**Exercise details:** Locate "Convert this screenshot" in the data below, then output the line it is on and all following lines through the last, word for word. Skip any pictures.

[Records about charts and figures]
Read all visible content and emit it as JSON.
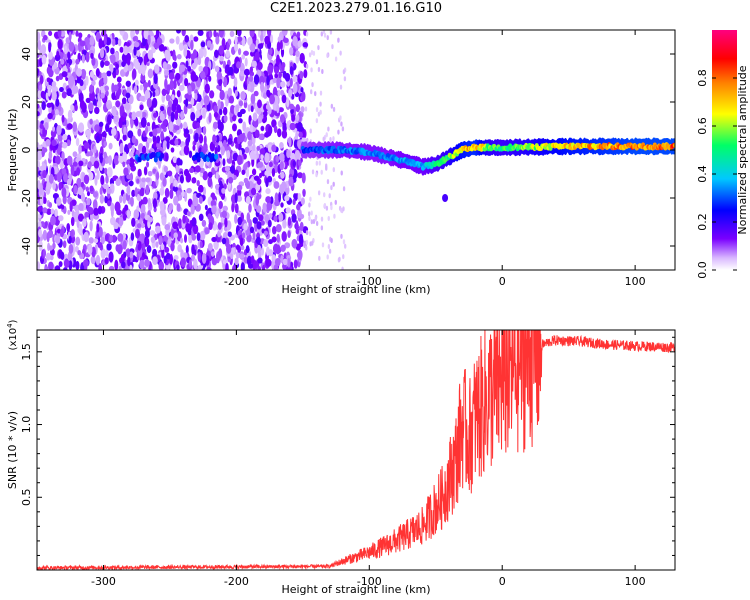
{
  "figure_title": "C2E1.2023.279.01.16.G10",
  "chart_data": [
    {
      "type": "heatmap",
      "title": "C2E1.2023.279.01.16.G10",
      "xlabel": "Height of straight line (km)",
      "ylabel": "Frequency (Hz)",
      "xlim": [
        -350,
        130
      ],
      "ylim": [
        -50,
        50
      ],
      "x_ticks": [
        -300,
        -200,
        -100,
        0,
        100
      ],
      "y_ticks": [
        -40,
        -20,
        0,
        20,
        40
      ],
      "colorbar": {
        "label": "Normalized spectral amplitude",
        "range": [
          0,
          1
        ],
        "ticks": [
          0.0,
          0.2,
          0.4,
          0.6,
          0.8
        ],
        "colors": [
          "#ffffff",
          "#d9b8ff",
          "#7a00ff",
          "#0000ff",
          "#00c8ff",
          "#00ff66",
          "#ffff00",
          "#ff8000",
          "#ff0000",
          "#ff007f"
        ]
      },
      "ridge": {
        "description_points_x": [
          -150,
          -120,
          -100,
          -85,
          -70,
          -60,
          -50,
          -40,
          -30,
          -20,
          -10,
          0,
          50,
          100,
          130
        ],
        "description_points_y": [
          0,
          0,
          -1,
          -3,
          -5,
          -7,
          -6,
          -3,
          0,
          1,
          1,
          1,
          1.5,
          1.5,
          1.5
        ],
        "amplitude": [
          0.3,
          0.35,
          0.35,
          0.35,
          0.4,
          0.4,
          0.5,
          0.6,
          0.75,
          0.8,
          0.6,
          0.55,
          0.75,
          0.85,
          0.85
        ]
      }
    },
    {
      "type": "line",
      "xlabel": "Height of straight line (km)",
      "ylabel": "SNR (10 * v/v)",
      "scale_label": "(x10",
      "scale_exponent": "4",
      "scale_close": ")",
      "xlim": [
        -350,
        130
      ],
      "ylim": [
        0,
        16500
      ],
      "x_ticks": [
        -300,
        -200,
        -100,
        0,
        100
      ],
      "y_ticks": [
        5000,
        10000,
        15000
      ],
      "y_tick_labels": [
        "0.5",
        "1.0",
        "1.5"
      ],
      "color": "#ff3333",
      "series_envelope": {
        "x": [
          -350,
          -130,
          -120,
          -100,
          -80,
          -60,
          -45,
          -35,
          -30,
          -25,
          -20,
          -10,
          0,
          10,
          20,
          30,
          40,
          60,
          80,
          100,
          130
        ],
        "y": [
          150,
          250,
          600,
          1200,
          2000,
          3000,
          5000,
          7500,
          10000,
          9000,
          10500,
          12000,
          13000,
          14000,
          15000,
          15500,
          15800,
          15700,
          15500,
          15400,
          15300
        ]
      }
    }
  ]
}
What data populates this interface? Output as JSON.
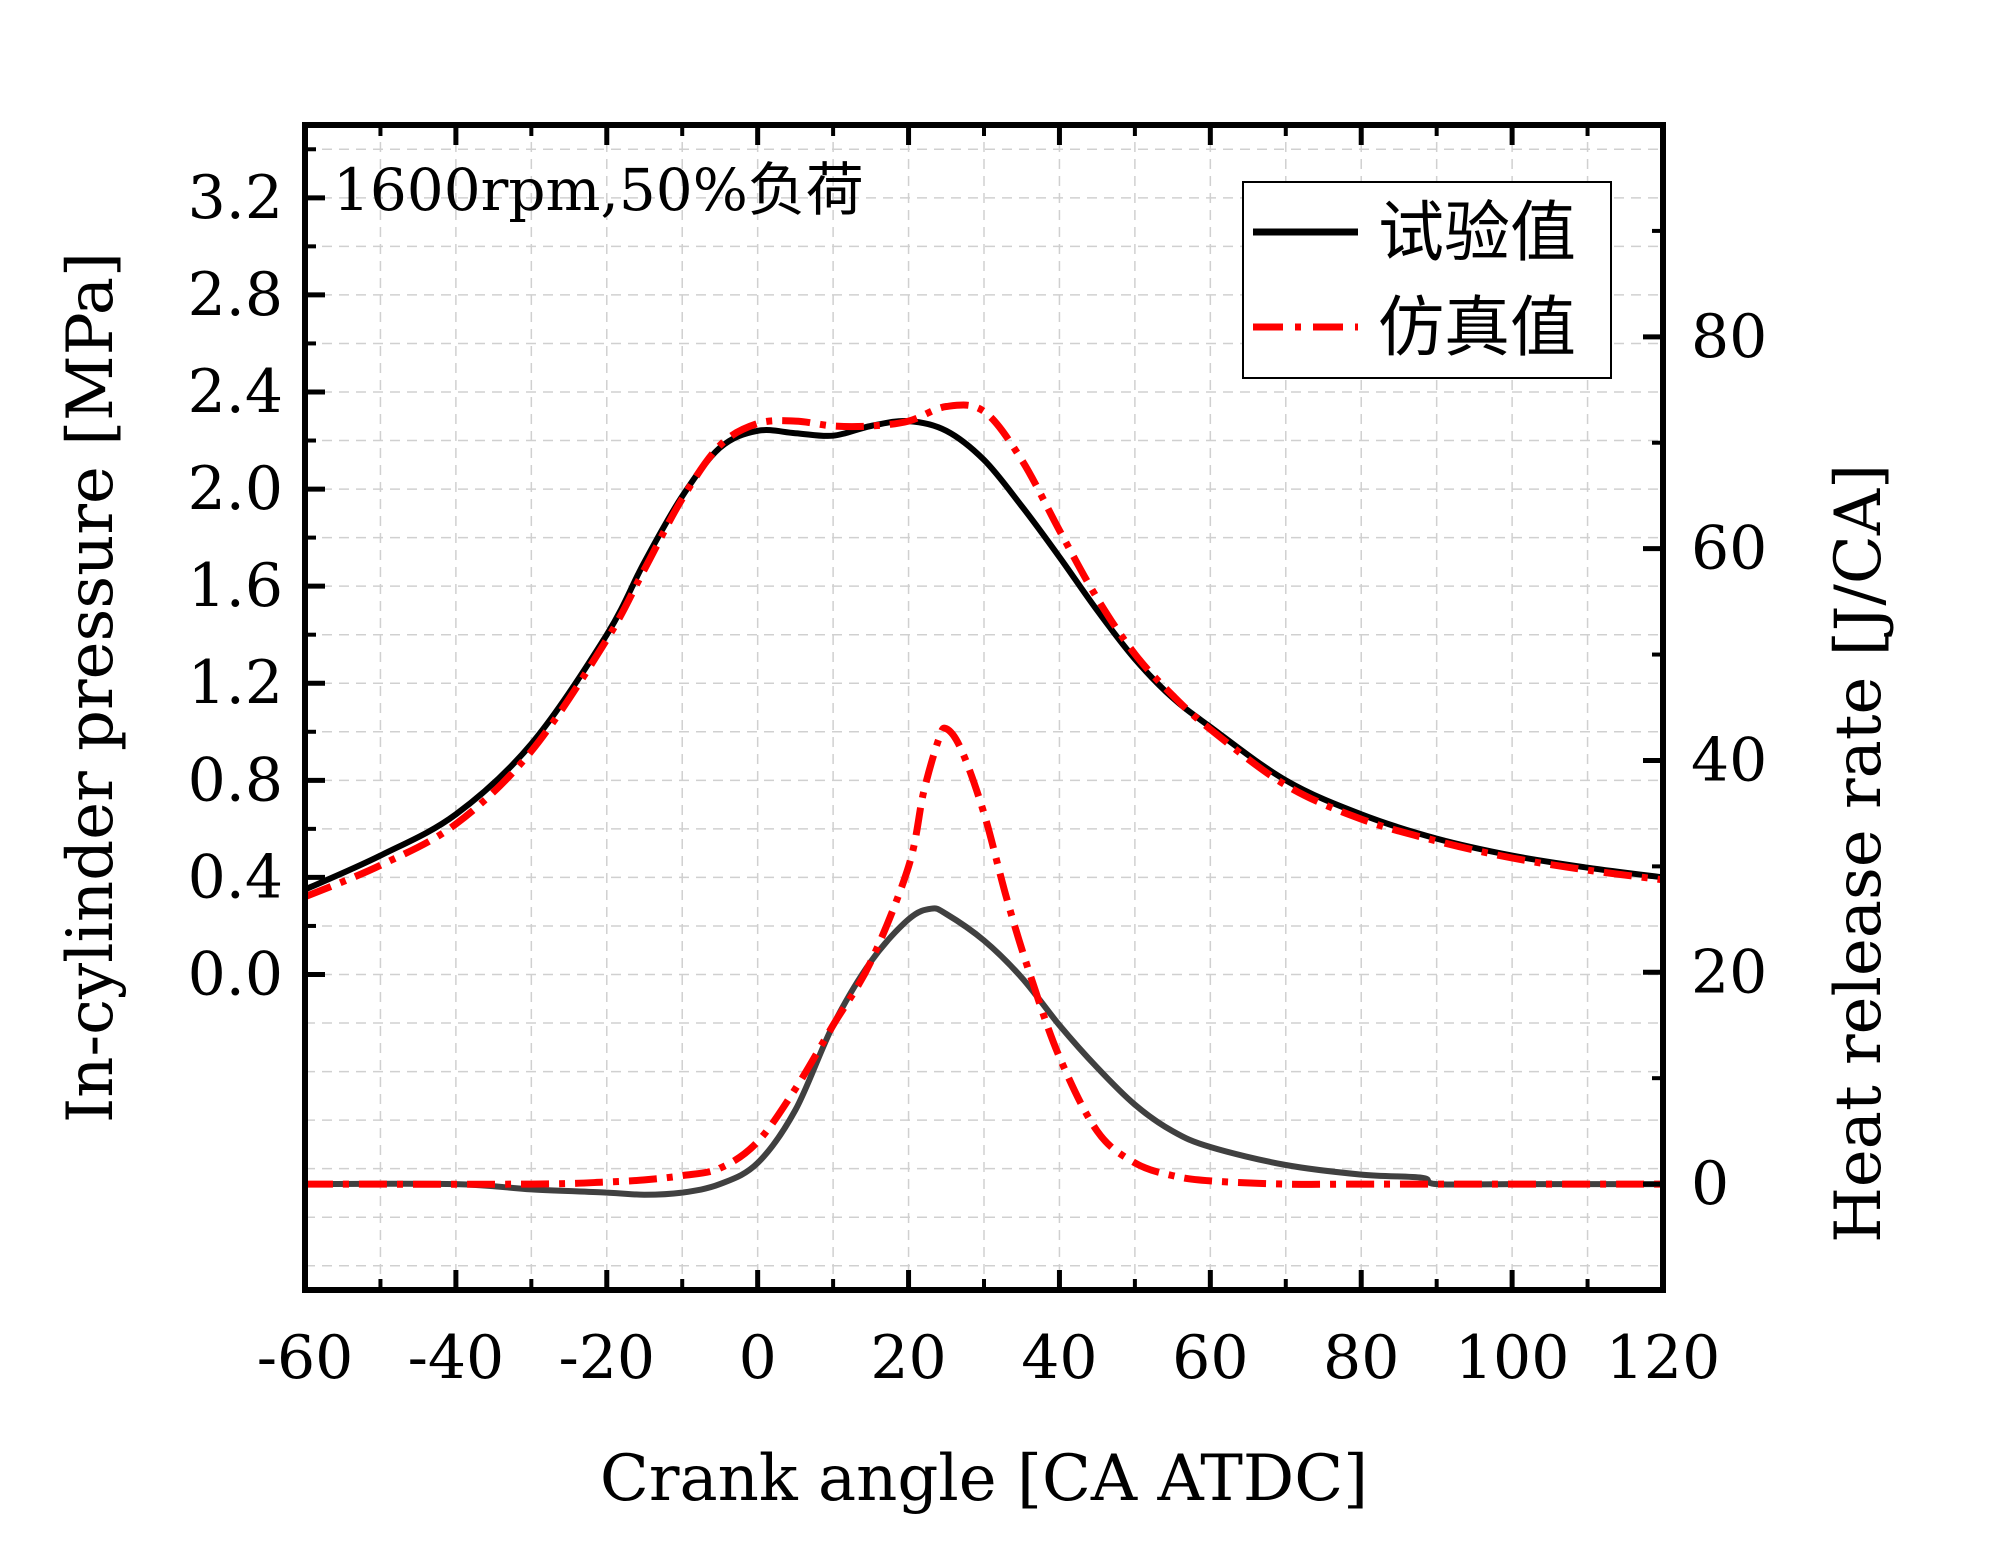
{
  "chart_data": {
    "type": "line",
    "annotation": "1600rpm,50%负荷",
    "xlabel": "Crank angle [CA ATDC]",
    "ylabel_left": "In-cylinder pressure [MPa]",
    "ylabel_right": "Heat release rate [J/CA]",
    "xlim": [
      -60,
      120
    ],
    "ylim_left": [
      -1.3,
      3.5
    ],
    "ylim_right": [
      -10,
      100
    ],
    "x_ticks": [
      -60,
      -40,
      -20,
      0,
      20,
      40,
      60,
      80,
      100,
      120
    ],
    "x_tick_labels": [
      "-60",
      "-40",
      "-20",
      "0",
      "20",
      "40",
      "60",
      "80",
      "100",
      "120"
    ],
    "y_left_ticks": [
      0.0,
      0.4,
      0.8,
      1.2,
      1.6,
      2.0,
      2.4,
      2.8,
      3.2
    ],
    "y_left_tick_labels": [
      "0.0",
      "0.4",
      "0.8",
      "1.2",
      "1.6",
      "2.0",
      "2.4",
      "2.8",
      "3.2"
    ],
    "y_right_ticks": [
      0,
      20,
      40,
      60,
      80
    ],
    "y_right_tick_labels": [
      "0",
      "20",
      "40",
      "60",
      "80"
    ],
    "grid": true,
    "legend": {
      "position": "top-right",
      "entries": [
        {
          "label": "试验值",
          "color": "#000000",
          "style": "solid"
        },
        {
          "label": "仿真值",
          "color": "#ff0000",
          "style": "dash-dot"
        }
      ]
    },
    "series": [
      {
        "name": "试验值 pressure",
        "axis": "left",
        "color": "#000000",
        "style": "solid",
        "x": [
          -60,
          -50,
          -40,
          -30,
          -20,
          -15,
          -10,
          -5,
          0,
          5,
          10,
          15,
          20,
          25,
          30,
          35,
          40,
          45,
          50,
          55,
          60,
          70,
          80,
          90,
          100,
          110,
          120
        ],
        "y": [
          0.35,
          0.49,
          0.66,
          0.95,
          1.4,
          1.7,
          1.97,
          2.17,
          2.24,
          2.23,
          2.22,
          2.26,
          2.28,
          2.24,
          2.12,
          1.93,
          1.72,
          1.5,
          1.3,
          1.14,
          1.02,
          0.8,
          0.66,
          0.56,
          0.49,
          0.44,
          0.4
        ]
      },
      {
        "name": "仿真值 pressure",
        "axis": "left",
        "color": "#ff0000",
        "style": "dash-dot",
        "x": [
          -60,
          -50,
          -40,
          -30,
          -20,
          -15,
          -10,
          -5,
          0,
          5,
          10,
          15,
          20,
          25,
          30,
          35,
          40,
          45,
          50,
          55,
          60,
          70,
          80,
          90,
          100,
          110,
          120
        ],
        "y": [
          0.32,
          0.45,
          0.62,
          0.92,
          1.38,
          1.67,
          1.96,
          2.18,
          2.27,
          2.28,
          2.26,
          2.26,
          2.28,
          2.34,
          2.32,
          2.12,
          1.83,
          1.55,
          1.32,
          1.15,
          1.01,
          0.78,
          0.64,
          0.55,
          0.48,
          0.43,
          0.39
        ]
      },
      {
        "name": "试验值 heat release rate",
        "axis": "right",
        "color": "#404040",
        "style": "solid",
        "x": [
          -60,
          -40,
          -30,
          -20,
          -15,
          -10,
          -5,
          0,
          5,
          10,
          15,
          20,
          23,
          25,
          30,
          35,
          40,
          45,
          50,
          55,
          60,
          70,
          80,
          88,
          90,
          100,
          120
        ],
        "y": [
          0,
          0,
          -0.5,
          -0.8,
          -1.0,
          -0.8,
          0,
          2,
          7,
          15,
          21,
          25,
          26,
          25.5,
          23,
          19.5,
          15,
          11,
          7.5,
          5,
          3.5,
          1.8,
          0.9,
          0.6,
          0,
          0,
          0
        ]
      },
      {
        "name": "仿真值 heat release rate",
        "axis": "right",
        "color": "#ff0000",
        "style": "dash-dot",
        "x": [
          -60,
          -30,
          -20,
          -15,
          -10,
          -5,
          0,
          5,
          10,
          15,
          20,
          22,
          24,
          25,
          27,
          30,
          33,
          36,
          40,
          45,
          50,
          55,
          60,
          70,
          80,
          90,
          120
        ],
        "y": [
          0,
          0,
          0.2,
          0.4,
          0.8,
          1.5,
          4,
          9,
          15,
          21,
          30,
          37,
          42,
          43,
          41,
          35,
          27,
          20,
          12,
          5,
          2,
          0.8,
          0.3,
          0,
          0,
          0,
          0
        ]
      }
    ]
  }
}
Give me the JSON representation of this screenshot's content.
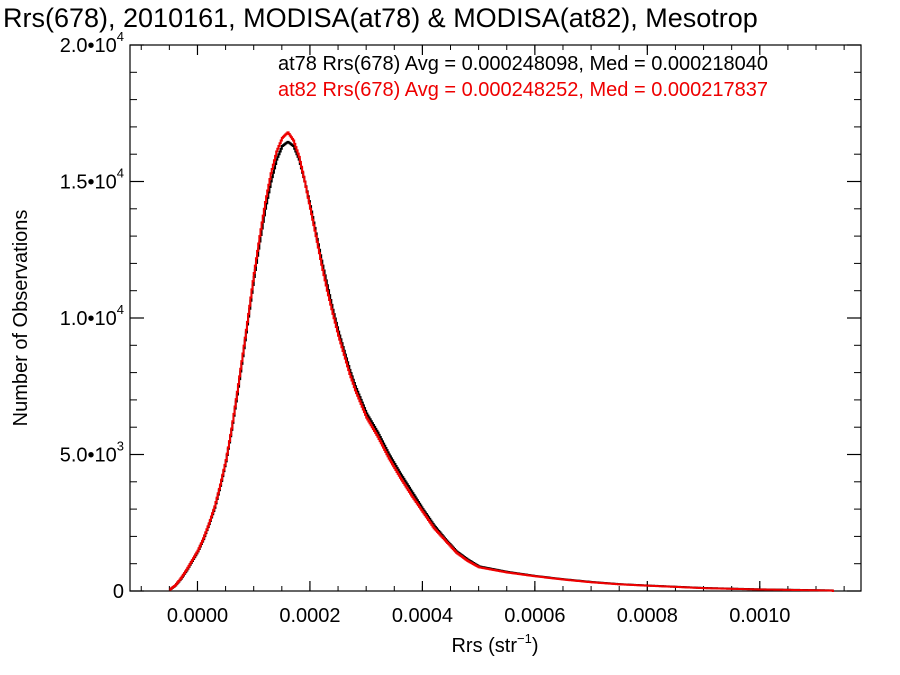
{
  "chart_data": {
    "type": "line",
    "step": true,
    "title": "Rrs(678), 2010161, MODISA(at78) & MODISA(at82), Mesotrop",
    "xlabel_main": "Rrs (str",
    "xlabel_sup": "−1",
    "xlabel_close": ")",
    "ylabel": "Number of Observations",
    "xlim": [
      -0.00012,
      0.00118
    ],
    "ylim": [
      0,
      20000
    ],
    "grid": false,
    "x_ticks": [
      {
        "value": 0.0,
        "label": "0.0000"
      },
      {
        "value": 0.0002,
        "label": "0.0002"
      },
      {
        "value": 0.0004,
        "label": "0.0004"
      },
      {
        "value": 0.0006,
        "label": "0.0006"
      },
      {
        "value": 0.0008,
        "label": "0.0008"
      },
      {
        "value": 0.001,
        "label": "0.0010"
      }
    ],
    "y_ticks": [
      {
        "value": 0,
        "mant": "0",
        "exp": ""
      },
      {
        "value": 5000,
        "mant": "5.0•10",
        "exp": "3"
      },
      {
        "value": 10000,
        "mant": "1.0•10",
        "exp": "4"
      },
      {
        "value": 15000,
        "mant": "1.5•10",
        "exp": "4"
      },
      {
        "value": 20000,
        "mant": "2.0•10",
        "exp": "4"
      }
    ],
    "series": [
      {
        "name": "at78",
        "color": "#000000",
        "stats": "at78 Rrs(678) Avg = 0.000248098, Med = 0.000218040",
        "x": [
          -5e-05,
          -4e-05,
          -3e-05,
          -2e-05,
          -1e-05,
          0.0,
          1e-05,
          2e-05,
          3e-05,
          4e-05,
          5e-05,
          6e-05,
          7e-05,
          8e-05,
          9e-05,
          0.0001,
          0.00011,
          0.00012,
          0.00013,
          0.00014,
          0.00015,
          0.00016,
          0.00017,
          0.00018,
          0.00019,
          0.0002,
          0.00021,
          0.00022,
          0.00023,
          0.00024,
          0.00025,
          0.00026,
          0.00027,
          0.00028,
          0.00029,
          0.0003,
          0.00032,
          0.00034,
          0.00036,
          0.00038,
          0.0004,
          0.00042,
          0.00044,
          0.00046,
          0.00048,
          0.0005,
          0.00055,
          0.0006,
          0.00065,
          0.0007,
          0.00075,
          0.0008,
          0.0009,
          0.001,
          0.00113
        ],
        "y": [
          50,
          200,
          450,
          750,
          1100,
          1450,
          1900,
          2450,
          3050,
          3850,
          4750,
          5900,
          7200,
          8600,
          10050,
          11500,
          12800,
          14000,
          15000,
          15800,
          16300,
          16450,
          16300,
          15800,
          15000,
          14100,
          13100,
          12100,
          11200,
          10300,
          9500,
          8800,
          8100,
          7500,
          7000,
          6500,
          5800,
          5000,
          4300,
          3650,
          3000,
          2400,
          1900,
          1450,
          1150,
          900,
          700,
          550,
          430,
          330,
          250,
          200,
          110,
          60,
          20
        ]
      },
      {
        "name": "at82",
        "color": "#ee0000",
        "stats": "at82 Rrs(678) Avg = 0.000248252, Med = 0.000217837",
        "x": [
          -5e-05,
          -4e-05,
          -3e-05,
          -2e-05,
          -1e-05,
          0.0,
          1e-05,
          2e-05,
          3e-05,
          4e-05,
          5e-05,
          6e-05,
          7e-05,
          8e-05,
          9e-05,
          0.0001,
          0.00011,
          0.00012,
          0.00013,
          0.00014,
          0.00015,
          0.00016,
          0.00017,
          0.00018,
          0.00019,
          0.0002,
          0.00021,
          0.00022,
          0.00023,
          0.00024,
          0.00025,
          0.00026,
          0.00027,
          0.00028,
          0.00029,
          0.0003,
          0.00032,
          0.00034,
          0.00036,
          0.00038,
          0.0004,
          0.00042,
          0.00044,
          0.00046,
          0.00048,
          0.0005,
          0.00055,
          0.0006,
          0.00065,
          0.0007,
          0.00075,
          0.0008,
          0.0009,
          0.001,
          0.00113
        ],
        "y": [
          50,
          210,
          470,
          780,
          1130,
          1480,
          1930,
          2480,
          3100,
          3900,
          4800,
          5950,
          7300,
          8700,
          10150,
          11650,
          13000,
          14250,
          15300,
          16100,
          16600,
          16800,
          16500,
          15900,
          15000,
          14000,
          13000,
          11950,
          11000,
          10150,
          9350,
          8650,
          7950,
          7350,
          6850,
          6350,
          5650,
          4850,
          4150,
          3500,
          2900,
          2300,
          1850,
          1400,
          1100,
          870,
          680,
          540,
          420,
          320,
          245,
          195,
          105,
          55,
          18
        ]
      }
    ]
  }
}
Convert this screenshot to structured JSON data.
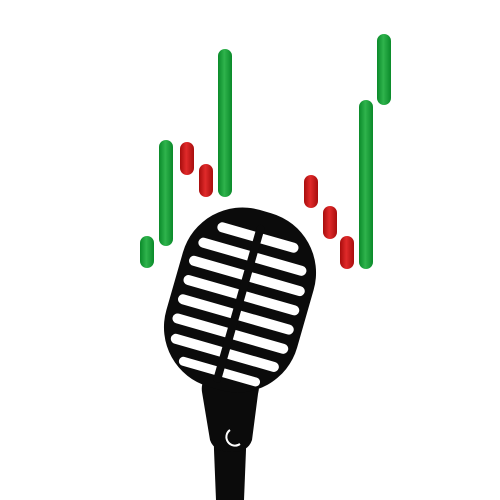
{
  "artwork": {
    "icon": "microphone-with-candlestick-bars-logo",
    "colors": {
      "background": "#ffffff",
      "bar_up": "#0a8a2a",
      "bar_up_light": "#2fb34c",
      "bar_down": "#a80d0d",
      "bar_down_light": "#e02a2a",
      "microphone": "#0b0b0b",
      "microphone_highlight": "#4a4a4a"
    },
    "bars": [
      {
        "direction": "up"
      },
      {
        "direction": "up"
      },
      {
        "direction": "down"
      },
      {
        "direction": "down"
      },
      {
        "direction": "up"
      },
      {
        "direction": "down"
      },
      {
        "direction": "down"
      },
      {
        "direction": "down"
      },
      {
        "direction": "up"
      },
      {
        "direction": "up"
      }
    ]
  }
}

**Expected answer:**
Convert this screenshot to structured JSON data.
{
  "artwork": {
    "icon": "microphone-with-candlestick-bars-logo",
    "colors": {
      "background": "#ffffff",
      "bar_up": "#0a8a2a",
      "bar_up_light": "#2fb34c",
      "bar_down": "#a80d0d",
      "bar_down_light": "#e02a2a",
      "microphone": "#0b0b0b",
      "microphone_highlight": "#4a4a4a"
    },
    "bars": [
      {
        "direction": "up"
      },
      {
        "direction": "up"
      },
      {
        "direction": "down"
      },
      {
        "direction": "down"
      },
      {
        "direction": "up"
      },
      {
        "direction": "down"
      },
      {
        "direction": "down"
      },
      {
        "direction": "down"
      },
      {
        "direction": "up"
      },
      {
        "direction": "up"
      }
    ]
  }
}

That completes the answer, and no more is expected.